▸ Problem requirements: Copy nothing but the text: reproduce each line of the listing exactly and leave the pictures out.

▸ Material supplied:
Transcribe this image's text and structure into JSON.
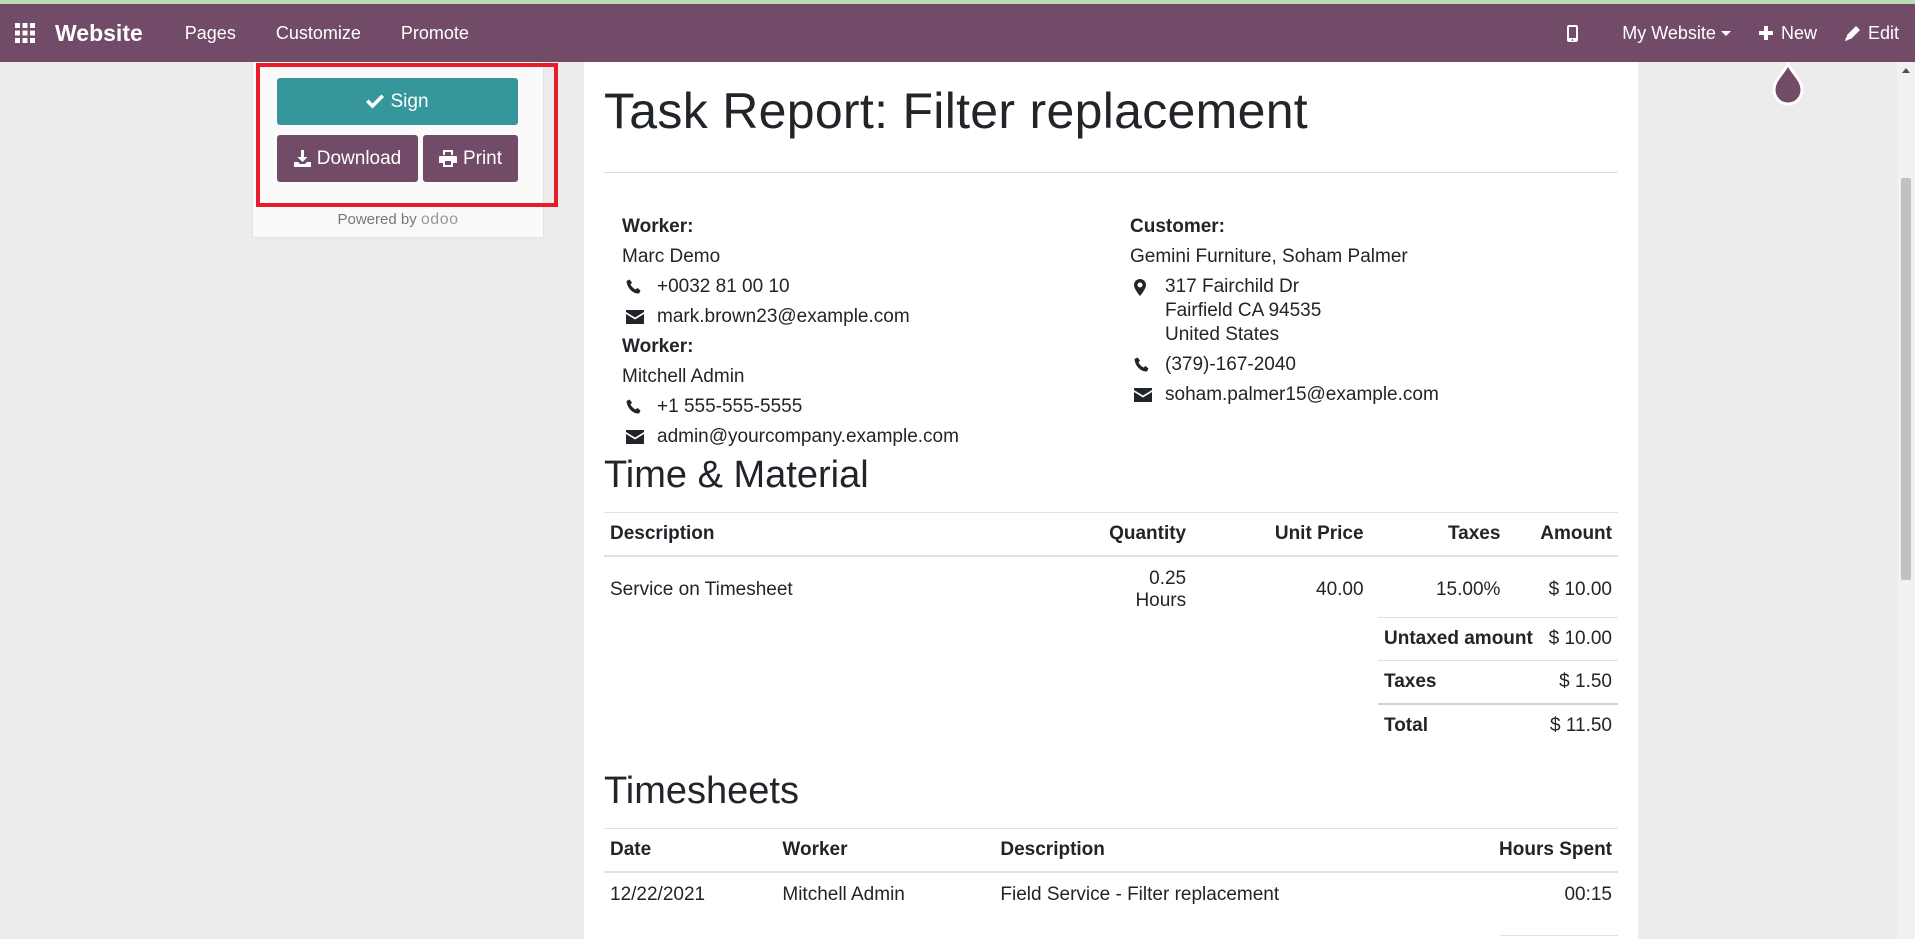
{
  "navbar": {
    "brand": "Website",
    "menu": [
      "Pages",
      "Customize",
      "Promote"
    ],
    "website_selector": "My Website",
    "new_label": "New",
    "edit_label": "Edit",
    "bg_color": "#714b67"
  },
  "sidebar": {
    "sign_label": "Sign",
    "download_label": "Download",
    "print_label": "Print",
    "powered_by": "Powered by",
    "powered_logo": "odoo",
    "sign_color": "#35979c"
  },
  "report": {
    "title": "Task Report: Filter replacement",
    "workers": [
      {
        "label": "Worker:",
        "name": "Marc Demo",
        "phone": "+0032 81 00 10",
        "email": "mark.brown23@example.com"
      },
      {
        "label": "Worker:",
        "name": "Mitchell Admin",
        "phone": "+1 555-555-5555",
        "email": "admin@yourcompany.example.com"
      }
    ],
    "customer": {
      "label": "Customer:",
      "name": "Gemini Furniture, Soham Palmer",
      "address_lines": [
        "317 Fairchild Dr",
        "Fairfield CA 94535",
        "United States"
      ],
      "phone": "(379)-167-2040",
      "email": "soham.palmer15@example.com"
    },
    "time_material": {
      "title": "Time & Material",
      "headers": [
        "Description",
        "Quantity",
        "Unit Price",
        "Taxes",
        "Amount"
      ],
      "rows": [
        {
          "description": "Service on Timesheet",
          "quantity": "0.25 Hours",
          "unit_price": "40.00",
          "taxes": "15.00%",
          "amount": "$ 10.00"
        }
      ],
      "totals": [
        {
          "label": "Untaxed amount",
          "value": "$ 10.00"
        },
        {
          "label": "Taxes",
          "value": "$ 1.50"
        },
        {
          "label": "Total",
          "value": "$ 11.50"
        }
      ]
    },
    "timesheets": {
      "title": "Timesheets",
      "headers": [
        "Date",
        "Worker",
        "Description",
        "Hours Spent"
      ],
      "rows": [
        {
          "date": "12/22/2021",
          "worker": "Mitchell Admin",
          "description": "Field Service - Filter replacement",
          "hours": "00:15"
        }
      ]
    }
  }
}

▸ Finished answer:
Transcribe this image's text and structure into JSON.
{
  "navbar": {
    "brand": "Website",
    "menu": [
      "Pages",
      "Customize",
      "Promote"
    ],
    "website_selector": "My Website",
    "new_label": "New",
    "edit_label": "Edit",
    "bg_color": "#714b67"
  },
  "sidebar": {
    "sign_label": "Sign",
    "download_label": "Download",
    "print_label": "Print",
    "powered_by": "Powered by",
    "powered_logo": "odoo",
    "sign_color": "#35979c"
  },
  "report": {
    "title": "Task Report: Filter replacement",
    "workers": [
      {
        "label": "Worker:",
        "name": "Marc Demo",
        "phone": "+0032 81 00 10",
        "email": "mark.brown23@example.com"
      },
      {
        "label": "Worker:",
        "name": "Mitchell Admin",
        "phone": "+1 555-555-5555",
        "email": "admin@yourcompany.example.com"
      }
    ],
    "customer": {
      "label": "Customer:",
      "name": "Gemini Furniture, Soham Palmer",
      "address_lines": [
        "317 Fairchild Dr",
        "Fairfield CA 94535",
        "United States"
      ],
      "phone": "(379)-167-2040",
      "email": "soham.palmer15@example.com"
    },
    "time_material": {
      "title": "Time & Material",
      "headers": [
        "Description",
        "Quantity",
        "Unit Price",
        "Taxes",
        "Amount"
      ],
      "rows": [
        {
          "description": "Service on Timesheet",
          "quantity": "0.25 Hours",
          "unit_price": "40.00",
          "taxes": "15.00%",
          "amount": "$ 10.00"
        }
      ],
      "totals": [
        {
          "label": "Untaxed amount",
          "value": "$ 10.00"
        },
        {
          "label": "Taxes",
          "value": "$ 1.50"
        },
        {
          "label": "Total",
          "value": "$ 11.50"
        }
      ]
    },
    "timesheets": {
      "title": "Timesheets",
      "headers": [
        "Date",
        "Worker",
        "Description",
        "Hours Spent"
      ],
      "rows": [
        {
          "date": "12/22/2021",
          "worker": "Mitchell Admin",
          "description": "Field Service - Filter replacement",
          "hours": "00:15"
        }
      ]
    }
  }
}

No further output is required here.